Tre domande a… don Giuseppe Corbari: una mostra per far rivivere i ragazzi e i giovani amici di Gesù
Il prospetto generale della mostra (per concessione dell'autore) |
Chi è?
Don
Giuseppe Corbari, ordinato sacerdote nel 2005 a Milano, dal 2020 è vicario
parrocchiale nella Comunità Pastorale San Paolo di Giussano, in diocesi di
Milano.
Proprio
durante il primo lockdown ha avuto un’idea che ha fatto veramente il giro del
mondo: ha chiesto ai suoi parrocchiani di mandargli le fotografie dei loro
volti e le ha collocate in chiesa, in corrispondenza dei posti a sedere, finché non è
stato possibile celebrare di nuovo la Messa con la presenza del popolo.
Cosa c’entra con
me?
Venerdì
scorso ho ricevuto un messaggio in un gruppo WhatsApp: riguardava il video di
presentazione di una mostra a pannelli, intitolata Gesù e l’amico. Dato
che ero sul punto di scendere dal tram su cui viaggiavo, ho pensato di vederlo
con più calma a casa, tanto più che, dall’anteprima, mi sembrava l’ennesimo
repertorio di storie di ragazzi e giovani Testimoni a me già note, più volte
lette sia sul web che sulla carta stampata.

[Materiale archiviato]
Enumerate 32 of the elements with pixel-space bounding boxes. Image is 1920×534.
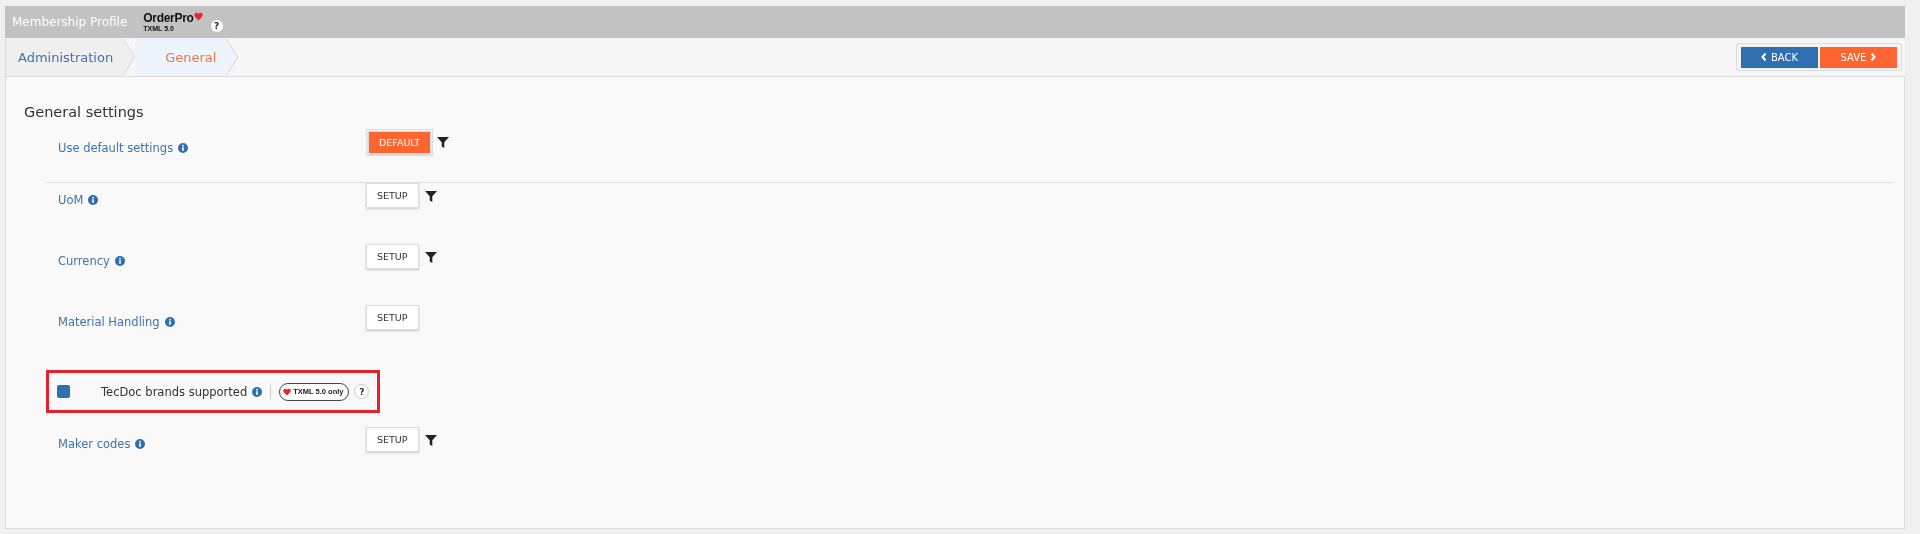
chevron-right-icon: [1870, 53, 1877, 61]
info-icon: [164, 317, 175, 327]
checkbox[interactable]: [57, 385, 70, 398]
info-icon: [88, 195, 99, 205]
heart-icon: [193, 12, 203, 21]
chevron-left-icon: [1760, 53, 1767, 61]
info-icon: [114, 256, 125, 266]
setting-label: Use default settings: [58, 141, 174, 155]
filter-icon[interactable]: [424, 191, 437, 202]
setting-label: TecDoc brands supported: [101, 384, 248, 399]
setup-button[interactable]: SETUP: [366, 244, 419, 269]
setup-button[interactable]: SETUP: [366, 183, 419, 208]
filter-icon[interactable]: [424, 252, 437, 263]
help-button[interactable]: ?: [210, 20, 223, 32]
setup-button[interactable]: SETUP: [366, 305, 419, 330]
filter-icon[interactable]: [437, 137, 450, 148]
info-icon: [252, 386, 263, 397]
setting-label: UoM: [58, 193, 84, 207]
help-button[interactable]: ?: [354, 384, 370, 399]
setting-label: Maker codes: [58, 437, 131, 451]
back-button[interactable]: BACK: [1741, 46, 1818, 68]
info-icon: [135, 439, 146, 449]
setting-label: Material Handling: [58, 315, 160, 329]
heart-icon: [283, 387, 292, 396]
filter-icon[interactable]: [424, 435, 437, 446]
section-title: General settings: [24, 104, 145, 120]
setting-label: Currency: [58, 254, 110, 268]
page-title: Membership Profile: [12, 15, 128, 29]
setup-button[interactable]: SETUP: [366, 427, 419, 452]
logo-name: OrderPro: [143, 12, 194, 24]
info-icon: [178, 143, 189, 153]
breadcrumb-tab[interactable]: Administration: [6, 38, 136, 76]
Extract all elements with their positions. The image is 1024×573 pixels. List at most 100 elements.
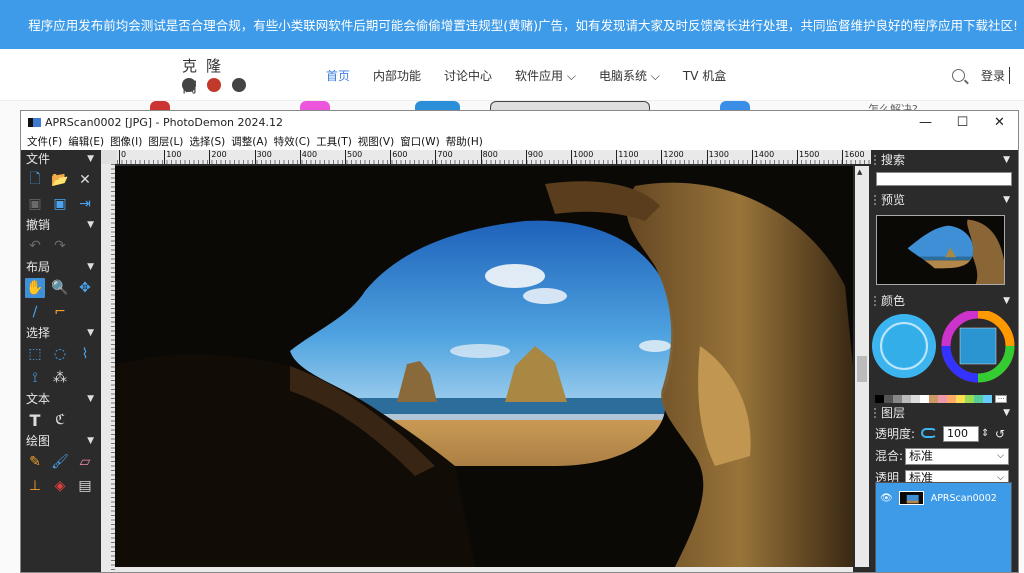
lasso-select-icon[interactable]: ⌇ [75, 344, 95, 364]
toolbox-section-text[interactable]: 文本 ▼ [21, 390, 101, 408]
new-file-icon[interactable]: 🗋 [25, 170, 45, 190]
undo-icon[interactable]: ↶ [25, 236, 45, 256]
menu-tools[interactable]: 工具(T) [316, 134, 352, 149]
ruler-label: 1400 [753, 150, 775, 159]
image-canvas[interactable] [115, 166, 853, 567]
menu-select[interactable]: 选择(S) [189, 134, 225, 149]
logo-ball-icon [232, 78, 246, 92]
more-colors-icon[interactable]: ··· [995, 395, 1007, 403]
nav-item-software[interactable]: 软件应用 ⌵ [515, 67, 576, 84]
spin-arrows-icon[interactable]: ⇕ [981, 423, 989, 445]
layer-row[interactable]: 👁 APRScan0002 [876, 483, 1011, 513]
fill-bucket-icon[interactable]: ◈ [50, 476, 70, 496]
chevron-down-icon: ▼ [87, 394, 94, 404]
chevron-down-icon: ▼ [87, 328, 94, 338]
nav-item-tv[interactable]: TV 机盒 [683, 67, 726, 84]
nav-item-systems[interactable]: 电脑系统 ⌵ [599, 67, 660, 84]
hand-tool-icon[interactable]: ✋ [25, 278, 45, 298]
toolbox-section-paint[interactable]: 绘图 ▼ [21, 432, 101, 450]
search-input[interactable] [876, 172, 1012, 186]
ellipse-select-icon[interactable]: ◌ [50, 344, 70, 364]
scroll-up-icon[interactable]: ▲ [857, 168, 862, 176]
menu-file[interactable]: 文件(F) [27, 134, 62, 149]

» **Esercizi**
- A) Secondo il testo su don Giuseppe Corbari, in che anno è stato ordinato sacerdote?
- B) Trascrivi dal testo su don Giuseppe Corbari tutto ciò che va da "Cosa c’entra con" fino a "sulla carta stampata.".
- C) Porta avanti il testo su don Giuseppe Corbari, riprendendo subito dopo la sua ultima frase.
Il materiale non ha alcun legame con il testo.

» **Soluzioni**
- A) Nel 2005.

- B)
Cosa c’entra con
me?
Venerdì
scorso ho ricevuto un messaggio in un gruppo WhatsApp: riguardava il video di
presentazione di una mostra a pannelli, intitolata Gesù e l’amico. Dato
che ero sul punto di scendere dal tram su cui viaggiavo, ho pensato di vederlo
con più calma a casa, tanto più che, dall’anteprima, mi sembrava l’ennesimo
repertorio di storie di ragazzi e giovani Testimoni a me già note, più volte
lette sia sul web che sulla carta stampata.

- C)
Mai
pregiudizio fu più errato: come vedrete voi stessi nel video, che incorporo qui
sotto, ci sono nomi ormai imprescindibili, ma anche altri che ignoravo
completamente e uno della cui inclusione, se mi seguite da tempo, potrete
facilmente immaginare quanto sia stata felice…
Nella descrizione del video erano indicati i contatti a cui richiedere la mostra, ovvero l’e-mail di don Giuseppe, che si presentava come “sacerdote ambrosiano”. Già il fatto che avesse avuto quell’idea me lo rendeva affine, ma vedere che era della mia stessa diocesi mi spingeva a saperne di più. Gli ho quindi mandato un’e-mail per concordare un’intervista telefonica, che si è tenuta la sera stessa di venerdì 19.
Don
Giuseppe si è dimostrato molto disponibile, dandomi anche qualche consiglio
utilissimo per alimentare ancora di più la mia passione per i veri amici di
Gesù, specie quelli più dimenticati e dei quali, forse, la Chiesa non
s’impegnerà mai a valutare l’effettiva esemplarità.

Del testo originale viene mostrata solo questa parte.